══ GIVEN ENTRIES

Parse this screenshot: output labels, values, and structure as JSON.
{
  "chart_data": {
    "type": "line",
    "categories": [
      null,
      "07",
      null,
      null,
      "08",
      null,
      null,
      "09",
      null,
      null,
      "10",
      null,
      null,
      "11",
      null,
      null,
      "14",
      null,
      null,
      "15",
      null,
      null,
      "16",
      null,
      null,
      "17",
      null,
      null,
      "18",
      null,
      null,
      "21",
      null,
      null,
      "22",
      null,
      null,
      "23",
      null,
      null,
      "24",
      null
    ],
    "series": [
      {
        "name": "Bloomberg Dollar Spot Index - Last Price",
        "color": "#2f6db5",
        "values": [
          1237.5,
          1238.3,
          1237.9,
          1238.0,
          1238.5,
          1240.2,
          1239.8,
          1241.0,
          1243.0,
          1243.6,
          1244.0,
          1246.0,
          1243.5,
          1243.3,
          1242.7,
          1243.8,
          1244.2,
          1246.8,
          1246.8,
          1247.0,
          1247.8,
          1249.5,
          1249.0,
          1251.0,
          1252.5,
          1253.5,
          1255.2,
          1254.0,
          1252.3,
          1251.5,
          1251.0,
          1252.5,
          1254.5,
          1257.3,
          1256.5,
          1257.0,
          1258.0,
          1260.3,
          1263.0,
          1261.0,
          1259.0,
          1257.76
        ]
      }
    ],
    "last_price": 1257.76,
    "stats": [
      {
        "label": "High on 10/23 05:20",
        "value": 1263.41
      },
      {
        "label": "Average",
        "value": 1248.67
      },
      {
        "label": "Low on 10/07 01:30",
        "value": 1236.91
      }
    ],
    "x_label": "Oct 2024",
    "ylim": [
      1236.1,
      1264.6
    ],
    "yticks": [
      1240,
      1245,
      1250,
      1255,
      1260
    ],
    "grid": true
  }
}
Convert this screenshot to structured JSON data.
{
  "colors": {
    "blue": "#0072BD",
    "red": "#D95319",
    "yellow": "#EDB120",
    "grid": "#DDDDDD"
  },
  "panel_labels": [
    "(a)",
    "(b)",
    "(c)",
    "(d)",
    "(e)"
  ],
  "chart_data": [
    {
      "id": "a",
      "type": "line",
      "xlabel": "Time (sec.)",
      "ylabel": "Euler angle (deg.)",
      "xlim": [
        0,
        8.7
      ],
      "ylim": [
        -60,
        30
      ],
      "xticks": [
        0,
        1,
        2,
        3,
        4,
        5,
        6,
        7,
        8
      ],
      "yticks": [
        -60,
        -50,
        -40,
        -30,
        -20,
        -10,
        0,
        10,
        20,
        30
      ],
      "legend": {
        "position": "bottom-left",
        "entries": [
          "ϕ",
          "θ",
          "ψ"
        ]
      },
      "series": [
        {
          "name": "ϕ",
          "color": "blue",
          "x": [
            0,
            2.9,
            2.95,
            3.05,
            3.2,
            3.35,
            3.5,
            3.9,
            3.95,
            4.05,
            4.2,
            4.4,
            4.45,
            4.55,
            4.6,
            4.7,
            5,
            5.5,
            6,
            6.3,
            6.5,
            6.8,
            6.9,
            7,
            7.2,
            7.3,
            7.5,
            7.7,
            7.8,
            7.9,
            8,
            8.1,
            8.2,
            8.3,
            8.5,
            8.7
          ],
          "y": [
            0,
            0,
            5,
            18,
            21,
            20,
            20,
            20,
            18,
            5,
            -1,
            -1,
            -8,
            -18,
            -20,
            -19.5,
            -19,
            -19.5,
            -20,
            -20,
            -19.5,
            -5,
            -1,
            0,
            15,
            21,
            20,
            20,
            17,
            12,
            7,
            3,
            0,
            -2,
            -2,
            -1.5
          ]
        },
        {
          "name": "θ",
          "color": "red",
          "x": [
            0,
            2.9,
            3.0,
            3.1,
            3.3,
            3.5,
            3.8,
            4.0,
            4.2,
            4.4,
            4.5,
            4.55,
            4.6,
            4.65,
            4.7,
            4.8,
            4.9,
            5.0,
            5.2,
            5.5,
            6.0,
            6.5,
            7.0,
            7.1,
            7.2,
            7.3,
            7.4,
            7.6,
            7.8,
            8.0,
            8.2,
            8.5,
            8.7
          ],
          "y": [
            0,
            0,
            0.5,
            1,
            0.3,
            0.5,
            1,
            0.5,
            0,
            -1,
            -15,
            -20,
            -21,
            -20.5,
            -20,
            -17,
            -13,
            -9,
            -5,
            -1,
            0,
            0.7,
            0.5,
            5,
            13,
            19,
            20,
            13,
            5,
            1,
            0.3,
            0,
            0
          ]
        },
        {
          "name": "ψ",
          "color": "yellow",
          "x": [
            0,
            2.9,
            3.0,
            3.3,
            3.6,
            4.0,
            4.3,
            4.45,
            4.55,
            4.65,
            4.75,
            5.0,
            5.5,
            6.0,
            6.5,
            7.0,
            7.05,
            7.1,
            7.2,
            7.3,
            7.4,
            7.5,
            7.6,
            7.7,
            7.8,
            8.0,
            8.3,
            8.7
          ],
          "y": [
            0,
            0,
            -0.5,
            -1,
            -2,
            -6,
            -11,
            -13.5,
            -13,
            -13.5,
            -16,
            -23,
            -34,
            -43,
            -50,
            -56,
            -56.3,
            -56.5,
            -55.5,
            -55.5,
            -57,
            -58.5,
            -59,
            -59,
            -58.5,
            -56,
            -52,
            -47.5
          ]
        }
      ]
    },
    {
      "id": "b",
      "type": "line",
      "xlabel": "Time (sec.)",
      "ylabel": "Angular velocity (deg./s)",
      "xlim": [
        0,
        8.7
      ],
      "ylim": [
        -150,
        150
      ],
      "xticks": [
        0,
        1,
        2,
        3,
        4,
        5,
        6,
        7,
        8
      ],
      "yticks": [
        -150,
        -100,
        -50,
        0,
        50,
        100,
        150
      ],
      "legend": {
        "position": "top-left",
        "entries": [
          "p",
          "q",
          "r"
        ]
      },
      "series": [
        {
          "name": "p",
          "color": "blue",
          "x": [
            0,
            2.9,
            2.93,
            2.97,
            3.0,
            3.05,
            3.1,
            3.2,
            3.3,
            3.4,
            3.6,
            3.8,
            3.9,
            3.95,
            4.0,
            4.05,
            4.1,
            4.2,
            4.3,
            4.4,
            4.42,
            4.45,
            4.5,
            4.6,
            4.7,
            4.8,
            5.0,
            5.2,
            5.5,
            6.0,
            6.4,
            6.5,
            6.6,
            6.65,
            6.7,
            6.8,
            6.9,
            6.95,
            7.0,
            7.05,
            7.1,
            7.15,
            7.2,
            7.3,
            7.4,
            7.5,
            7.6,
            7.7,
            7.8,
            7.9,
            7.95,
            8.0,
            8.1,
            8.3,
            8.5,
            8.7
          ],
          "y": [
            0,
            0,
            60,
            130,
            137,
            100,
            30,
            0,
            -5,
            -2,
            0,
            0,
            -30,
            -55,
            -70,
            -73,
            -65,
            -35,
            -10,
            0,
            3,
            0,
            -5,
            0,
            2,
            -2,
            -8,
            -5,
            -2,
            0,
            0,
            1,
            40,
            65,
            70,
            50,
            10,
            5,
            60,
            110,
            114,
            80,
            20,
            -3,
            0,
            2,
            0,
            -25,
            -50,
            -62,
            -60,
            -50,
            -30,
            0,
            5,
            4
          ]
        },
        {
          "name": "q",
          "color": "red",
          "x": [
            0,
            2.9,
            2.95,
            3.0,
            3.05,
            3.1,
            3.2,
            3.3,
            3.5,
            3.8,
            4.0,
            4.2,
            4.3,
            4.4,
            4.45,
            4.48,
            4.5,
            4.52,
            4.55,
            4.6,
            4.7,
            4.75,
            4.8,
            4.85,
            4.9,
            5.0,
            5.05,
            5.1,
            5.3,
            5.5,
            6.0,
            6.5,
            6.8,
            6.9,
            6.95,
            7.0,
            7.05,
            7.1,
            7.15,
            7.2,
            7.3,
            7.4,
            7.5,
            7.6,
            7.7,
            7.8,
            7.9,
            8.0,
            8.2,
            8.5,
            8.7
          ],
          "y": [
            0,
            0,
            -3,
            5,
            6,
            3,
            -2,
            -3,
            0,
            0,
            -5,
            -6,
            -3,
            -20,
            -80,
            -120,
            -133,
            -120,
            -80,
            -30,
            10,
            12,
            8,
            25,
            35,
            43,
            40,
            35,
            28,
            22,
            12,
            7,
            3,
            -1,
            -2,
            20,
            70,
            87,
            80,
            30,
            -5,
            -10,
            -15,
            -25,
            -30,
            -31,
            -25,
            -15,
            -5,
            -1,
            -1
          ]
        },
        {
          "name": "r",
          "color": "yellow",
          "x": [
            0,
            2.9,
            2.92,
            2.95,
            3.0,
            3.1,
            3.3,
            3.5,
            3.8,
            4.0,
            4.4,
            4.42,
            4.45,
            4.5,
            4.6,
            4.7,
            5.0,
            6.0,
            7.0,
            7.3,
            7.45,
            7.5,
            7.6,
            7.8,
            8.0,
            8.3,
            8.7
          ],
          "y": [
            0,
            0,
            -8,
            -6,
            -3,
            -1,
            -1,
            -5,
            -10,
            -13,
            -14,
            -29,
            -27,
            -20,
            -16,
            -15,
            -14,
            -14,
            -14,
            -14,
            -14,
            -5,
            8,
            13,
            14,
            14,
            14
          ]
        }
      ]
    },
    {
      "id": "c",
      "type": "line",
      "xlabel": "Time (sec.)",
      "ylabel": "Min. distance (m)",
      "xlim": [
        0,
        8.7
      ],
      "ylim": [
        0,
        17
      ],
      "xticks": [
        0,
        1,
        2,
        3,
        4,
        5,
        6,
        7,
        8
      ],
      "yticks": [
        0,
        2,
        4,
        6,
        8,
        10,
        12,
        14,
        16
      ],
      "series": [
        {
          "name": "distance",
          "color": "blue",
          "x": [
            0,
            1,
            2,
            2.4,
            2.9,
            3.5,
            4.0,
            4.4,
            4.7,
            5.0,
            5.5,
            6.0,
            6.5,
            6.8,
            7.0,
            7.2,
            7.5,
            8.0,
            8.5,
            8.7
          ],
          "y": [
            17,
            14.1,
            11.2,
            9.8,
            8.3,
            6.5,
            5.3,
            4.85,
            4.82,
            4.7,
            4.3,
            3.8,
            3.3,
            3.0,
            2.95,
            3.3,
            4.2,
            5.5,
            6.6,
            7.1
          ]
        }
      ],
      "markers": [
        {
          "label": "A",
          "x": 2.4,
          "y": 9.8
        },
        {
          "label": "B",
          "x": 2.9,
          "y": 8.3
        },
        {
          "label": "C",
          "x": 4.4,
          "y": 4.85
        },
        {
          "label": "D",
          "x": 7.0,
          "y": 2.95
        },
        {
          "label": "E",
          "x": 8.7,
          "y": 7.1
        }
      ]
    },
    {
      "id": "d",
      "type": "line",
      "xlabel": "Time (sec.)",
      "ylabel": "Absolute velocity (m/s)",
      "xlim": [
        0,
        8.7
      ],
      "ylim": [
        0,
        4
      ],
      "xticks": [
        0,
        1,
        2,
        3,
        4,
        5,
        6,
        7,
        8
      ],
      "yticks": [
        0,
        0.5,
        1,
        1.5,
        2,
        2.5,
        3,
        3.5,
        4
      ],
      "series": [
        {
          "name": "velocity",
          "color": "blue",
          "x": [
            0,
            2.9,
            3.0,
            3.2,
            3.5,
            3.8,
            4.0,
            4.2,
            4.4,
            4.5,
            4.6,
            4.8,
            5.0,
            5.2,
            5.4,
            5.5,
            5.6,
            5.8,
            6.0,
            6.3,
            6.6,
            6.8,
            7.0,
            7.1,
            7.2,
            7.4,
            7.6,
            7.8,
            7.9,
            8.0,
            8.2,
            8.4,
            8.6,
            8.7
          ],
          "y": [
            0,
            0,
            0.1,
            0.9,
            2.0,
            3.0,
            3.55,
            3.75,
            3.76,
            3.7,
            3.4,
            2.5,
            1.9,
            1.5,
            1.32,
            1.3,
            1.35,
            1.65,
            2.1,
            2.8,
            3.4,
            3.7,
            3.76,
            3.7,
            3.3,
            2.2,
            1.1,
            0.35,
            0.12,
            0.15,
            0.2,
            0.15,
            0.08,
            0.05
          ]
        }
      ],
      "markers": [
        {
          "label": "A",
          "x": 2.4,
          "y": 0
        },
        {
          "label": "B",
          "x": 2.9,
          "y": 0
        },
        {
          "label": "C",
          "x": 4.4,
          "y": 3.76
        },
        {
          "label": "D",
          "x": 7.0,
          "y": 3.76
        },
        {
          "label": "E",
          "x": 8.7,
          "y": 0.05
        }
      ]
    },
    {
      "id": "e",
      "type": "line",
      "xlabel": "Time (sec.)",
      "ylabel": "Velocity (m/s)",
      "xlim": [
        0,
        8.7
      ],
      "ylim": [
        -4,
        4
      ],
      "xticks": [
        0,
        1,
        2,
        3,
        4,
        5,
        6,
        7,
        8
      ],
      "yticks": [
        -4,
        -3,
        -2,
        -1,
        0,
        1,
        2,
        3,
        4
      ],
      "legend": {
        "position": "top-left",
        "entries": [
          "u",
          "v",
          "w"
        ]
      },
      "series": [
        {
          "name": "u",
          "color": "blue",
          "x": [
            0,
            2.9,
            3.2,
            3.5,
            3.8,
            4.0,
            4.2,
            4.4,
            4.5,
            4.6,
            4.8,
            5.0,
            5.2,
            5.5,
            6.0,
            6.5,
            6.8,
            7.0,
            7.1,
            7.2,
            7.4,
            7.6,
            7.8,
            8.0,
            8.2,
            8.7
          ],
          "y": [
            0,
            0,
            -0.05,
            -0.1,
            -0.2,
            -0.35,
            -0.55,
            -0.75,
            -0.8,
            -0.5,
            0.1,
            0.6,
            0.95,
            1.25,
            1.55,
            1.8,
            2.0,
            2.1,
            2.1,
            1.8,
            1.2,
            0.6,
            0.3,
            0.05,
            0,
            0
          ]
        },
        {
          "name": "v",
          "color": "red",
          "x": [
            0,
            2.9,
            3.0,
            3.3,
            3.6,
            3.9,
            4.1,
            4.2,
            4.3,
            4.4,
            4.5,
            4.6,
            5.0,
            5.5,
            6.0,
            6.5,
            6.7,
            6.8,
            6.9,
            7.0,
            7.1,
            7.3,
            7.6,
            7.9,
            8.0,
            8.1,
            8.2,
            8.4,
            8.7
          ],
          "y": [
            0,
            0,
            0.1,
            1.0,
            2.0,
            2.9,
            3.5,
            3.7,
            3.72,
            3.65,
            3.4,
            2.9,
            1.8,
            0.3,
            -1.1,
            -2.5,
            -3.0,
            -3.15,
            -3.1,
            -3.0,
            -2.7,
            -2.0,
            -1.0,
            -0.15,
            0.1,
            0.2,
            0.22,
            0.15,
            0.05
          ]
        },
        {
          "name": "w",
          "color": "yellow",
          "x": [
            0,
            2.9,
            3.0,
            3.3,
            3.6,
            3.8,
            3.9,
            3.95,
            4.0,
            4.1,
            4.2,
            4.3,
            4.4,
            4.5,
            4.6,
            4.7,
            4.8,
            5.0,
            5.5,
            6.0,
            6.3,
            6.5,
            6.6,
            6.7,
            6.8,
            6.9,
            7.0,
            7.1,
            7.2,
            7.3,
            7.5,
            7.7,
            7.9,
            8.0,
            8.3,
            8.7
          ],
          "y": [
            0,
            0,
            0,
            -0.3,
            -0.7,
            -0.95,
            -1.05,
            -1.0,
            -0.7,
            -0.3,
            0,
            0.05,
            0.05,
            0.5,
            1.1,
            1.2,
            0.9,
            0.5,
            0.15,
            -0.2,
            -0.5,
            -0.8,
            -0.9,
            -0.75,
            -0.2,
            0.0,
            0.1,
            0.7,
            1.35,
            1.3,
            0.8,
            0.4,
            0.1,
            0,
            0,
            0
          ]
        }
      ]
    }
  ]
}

════

TASK DIRECTIONS:
Go through the records and pull out each line that includes the word "JSON".

WRITTEN RESPONSE:
Parse this screenshot: output labels, values, and structure as JSON.
Convert this screenshot to structured JSON data.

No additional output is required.